--- 課題の要件 ---
1 > 下にある理容師の仕事についての文章から、カタカナで書かれた語を出てくる順にすべて抜き出してください。
2 > 理容師の仕事についての文章を、最後の文のあとから書き継いでください。

--- 文書の抜粋 ---
----------------------------------------

危険と癒しを両立する理容師という仕事の深さ
切れ味が生む「気持ちよさ」 刃物だからこそ届く癒し
刃物でリラックスと快感を売る。
それが理容師です。
危険な物を扱いながら心地よさを提供するのに
切れ味は欠かせない要素の一つです。
良く切れる鋏や手入れの行き届いた剃刀は
髪や髭を調える感触、音によって気持ちよさが増幅。
シーンと静まり返った理容店でのASMRは
リピートする理由になり得ると感じます。
刃物への取り扱いには慎重をし尽くし
お客様の肌へ触れさせる際には今でも緊張が走ります。
私は左利きでありながら刃物は右手で扱うため
それは通常以上と考えて差し支え在りません。
肌への対応は奥深いもので私のコンディションはともかく
お一人づつ、日によって変化する肌環境への対応は
神経を研ぎ澄ませて当たっても万全とまでいかないケースも。
刃物を握っている状態で心をかき乱される状態に陥ると
思わずミスが生じるのは想像に難しくありません。

----------------------------------------

--- 提供データ ---
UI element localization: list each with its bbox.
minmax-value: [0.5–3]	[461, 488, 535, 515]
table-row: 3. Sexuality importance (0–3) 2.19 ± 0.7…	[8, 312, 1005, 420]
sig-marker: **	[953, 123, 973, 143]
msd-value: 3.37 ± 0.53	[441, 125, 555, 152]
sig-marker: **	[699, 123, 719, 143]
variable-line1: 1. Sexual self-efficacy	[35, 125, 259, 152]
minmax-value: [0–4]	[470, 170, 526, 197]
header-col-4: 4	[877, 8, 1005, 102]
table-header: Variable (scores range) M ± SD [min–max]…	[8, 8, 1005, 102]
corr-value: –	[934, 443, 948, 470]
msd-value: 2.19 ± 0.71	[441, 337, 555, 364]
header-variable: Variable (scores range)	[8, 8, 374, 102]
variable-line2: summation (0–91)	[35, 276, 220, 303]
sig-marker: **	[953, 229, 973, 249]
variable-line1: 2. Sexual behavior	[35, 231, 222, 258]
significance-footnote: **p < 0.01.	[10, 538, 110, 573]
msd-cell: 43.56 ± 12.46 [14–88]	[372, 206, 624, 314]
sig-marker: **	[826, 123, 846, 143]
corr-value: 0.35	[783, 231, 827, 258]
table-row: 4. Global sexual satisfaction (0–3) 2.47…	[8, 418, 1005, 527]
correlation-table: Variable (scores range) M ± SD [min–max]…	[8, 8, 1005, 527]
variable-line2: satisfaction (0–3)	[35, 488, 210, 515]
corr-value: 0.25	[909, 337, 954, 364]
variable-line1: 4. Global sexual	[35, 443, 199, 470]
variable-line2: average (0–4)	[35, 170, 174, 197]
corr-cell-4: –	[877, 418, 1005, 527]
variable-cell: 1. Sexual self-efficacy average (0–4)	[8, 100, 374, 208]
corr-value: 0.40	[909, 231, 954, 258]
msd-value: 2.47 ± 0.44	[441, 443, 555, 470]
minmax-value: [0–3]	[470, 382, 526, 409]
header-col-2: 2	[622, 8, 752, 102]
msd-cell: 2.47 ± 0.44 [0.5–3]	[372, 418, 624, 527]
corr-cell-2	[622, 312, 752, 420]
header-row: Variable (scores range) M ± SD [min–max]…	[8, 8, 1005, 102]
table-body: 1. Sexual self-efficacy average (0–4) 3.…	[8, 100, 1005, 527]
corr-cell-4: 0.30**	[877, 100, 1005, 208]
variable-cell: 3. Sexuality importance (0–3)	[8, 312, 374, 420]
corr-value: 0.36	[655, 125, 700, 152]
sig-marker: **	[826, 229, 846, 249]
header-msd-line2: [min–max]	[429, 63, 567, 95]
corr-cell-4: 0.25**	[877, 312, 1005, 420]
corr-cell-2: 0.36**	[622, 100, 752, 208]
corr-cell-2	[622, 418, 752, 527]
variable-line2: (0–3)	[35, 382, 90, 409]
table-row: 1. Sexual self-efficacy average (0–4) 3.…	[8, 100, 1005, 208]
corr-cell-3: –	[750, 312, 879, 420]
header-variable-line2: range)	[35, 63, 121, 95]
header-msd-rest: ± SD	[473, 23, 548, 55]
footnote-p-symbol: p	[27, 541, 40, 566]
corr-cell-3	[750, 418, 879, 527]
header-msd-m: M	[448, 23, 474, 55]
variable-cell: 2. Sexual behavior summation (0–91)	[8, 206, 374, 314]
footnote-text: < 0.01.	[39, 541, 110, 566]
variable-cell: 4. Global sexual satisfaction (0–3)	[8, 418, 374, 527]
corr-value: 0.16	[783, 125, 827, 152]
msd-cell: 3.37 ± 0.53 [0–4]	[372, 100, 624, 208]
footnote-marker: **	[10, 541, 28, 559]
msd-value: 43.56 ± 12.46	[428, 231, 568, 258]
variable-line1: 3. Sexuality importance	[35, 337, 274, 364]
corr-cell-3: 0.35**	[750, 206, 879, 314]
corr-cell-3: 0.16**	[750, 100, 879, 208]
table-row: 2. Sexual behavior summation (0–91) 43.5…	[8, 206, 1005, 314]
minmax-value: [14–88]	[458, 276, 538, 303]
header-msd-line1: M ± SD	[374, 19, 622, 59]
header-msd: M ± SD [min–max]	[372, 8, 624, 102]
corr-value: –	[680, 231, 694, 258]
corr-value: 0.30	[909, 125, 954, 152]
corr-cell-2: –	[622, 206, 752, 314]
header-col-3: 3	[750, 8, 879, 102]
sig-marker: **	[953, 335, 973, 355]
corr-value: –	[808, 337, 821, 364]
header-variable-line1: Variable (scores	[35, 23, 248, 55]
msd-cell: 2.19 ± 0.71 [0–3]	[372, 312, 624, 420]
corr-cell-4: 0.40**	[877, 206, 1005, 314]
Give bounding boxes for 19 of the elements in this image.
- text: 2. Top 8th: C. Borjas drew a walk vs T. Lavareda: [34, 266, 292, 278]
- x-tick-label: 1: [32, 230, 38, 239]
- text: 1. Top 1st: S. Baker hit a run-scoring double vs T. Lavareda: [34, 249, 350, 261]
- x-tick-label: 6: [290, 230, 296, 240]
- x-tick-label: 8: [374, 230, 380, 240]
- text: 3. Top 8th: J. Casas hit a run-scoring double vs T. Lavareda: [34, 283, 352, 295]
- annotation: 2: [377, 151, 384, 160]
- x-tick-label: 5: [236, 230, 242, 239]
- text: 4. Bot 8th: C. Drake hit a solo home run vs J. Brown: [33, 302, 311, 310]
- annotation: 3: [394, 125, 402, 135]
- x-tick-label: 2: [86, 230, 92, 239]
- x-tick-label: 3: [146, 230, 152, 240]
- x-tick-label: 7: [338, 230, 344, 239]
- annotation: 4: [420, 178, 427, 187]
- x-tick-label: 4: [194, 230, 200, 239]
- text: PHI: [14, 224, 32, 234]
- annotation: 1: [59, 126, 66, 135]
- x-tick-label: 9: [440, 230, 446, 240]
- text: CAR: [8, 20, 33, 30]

----------------------------------------

--- 課題の結果 ---
1 > リラックス、シーン、リピート、コンディション、ケース

2 >
互いがリラックスしている状態を意識し合い
緊張を増幅させない環境を維持したいものです。
慣れた手が、自分を切った日 理容師に求められる「平静心」
そんな理容師生活を送りながら
自分でも充分に気をつけているつもりでも
慣れから来るミスによって自分に傷を付けることも
お恥ずかしながらあります。
先日もシェービング中に剃刀に付いたジェルと髭くずを
ティッシュで拭き取ろうとした際に左人差し指を切ってしまったのでした。
幸い、当店は手袋使用の施術なので深く傷が付きませんでしたが
ハッとした瞬間出血を感じ取ってそばに置いたティッシュで押さえました。
ティッシュはみるみる真っ赤になりますがシェービング施術の途中です。
何事も無かったかのように施術を進め一段落の後に
絆創膏による止血を行いました。
男性は自分の血を見ることに慣れておらず
狼狽したり顔が青ざめたりする方も居ます。
前職はマグロ加工会社勤務だったのですが
冷凍マグロをバンドソーで切っている方が
ご自身の手を誤って傷つけてしまい、その場で卒倒し
指を落とす、といった惨事ではなかったのは幸いでした。
このような方はあまり理容師に向いていないと感じます。
慌てず冷静に、動じずに対処することが出来
なおかつ精神的に安定している方が望ましいです。
誰にでも勤まる職種ではないのです。
手袋一枚が守るもの お客様の安心と、職人の心の余裕
手袋使用による施術はこのような出血に際しても
止血した手指を手袋で覆うことで
お客様への血液暴露を防ぐ効果があります。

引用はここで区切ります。